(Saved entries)
Begin

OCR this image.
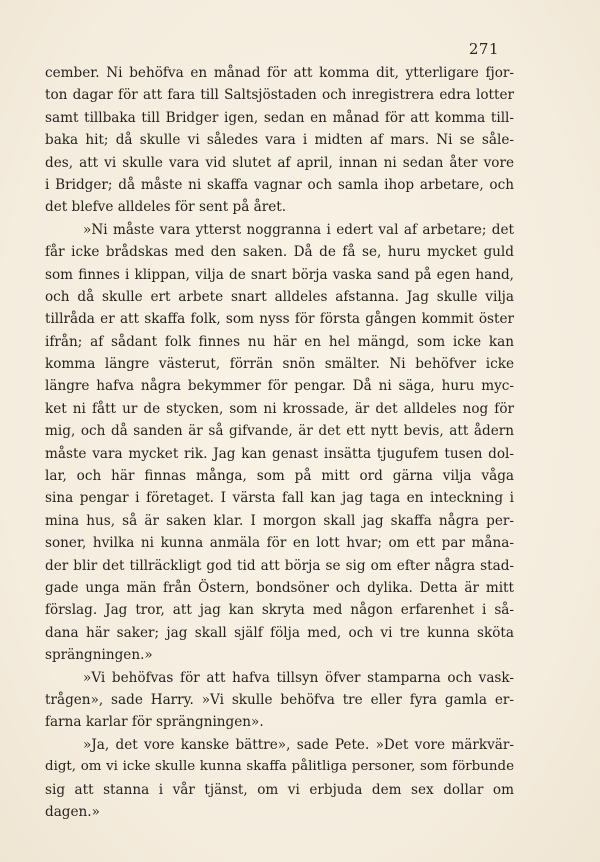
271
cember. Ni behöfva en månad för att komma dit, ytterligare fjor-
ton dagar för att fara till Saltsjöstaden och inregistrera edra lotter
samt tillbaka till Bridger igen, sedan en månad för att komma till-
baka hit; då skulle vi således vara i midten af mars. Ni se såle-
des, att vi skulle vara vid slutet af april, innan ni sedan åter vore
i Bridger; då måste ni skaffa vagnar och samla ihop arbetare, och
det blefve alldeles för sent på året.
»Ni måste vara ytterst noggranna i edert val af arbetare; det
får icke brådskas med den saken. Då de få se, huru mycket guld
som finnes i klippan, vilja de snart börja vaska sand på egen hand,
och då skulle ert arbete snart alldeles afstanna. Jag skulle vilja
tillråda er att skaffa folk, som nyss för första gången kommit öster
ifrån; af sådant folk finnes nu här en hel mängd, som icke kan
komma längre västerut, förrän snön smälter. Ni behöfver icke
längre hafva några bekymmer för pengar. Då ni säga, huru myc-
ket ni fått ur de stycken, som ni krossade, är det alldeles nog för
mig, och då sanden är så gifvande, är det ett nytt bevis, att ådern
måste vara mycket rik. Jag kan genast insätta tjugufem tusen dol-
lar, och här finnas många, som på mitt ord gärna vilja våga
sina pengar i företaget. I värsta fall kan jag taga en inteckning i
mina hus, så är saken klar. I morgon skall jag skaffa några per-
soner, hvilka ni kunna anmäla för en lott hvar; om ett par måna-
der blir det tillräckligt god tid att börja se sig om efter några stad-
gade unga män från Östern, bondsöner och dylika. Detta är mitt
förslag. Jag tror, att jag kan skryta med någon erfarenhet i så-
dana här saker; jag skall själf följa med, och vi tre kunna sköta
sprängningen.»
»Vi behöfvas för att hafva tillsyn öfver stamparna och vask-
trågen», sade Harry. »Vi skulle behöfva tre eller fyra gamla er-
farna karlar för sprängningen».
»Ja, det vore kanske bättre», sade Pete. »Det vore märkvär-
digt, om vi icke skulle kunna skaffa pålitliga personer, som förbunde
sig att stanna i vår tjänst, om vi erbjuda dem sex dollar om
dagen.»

End
Begin

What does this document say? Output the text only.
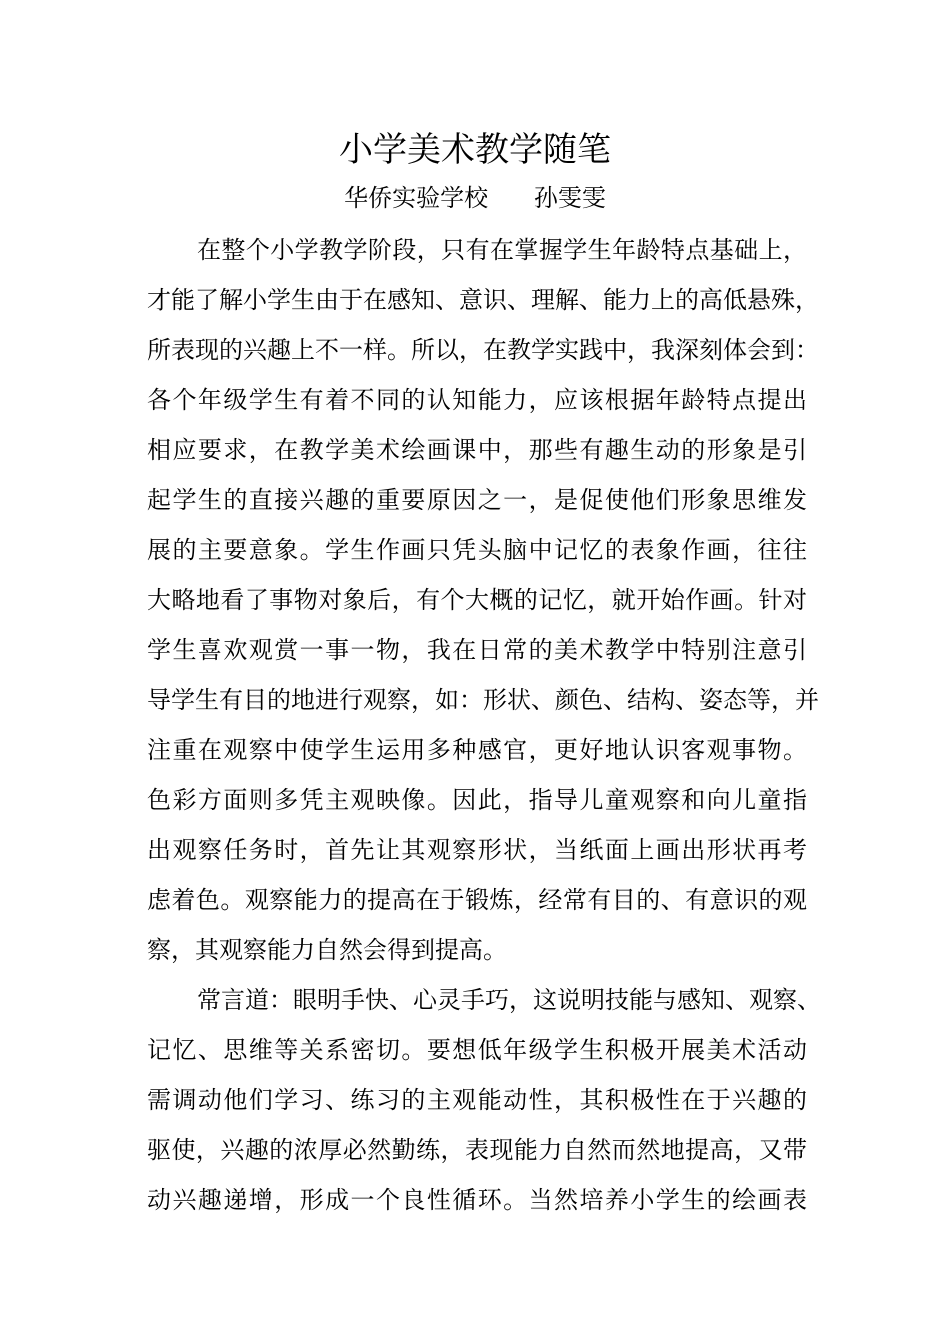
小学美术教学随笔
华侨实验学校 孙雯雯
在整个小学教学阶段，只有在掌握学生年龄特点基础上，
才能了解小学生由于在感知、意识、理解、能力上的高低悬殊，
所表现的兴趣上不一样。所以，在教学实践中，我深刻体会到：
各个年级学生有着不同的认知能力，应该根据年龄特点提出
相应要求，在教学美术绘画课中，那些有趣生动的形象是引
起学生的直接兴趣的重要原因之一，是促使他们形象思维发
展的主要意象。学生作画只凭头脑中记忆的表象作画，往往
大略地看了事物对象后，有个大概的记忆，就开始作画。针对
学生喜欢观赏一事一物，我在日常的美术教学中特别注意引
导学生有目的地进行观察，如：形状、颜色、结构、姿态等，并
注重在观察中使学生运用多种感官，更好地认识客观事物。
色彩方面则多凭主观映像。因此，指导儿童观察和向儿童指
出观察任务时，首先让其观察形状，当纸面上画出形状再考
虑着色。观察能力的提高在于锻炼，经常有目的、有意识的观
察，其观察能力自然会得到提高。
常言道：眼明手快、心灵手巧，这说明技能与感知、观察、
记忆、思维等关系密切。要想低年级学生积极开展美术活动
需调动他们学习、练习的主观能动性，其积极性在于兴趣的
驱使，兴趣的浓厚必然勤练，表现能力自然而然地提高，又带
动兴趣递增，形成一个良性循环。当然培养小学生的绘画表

End
Begin

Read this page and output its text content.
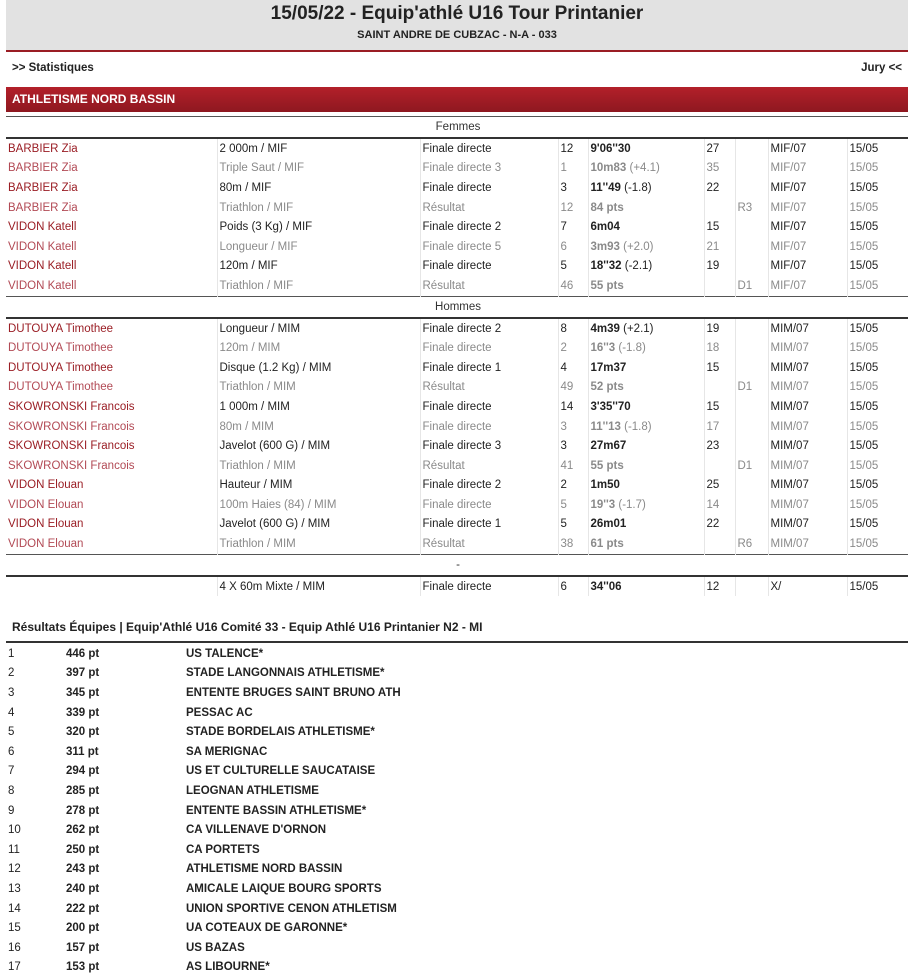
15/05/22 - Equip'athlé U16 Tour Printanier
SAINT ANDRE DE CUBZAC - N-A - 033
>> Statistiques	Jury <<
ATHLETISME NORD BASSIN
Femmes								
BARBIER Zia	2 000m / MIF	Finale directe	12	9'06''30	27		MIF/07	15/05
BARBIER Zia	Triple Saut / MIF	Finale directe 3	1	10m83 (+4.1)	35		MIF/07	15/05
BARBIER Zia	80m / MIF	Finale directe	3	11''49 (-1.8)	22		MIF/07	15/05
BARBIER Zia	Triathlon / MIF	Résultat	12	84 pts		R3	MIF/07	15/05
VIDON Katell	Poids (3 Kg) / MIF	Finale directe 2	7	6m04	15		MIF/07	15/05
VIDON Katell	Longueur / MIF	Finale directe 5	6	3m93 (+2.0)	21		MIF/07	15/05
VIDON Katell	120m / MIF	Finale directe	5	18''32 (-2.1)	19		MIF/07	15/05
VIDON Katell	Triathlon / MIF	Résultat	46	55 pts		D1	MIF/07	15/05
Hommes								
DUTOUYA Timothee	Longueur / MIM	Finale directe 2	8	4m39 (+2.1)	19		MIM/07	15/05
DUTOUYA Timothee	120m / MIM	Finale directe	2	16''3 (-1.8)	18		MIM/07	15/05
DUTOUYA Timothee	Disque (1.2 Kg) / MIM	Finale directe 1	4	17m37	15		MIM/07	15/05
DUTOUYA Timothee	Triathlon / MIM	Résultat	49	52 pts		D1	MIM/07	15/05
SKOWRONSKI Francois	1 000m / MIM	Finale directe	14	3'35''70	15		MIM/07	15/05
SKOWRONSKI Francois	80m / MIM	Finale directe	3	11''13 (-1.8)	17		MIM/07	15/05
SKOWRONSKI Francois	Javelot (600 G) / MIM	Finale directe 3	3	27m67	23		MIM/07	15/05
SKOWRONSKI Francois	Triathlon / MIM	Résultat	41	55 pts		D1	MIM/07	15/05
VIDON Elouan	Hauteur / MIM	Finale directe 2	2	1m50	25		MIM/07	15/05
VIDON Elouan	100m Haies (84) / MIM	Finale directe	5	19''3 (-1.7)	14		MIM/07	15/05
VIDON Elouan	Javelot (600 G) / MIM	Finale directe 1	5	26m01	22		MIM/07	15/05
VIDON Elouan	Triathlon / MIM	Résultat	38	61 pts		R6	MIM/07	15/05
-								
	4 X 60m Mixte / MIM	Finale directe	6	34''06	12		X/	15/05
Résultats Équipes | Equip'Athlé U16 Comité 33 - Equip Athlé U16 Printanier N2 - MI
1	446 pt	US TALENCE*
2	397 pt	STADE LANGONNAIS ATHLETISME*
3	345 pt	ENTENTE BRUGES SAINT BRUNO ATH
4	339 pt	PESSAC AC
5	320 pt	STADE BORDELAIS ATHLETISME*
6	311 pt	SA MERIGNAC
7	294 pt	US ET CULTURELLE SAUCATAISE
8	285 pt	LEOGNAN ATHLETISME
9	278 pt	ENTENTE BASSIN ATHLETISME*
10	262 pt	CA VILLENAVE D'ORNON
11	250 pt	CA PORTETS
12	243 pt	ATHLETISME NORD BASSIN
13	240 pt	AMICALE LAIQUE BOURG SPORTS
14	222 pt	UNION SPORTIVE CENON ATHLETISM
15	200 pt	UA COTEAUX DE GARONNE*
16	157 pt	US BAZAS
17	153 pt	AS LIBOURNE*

End

Set exercise
Report how many lines in the listing above include the word "Triathlon". Give nothing but the number.

Response to the exercise
5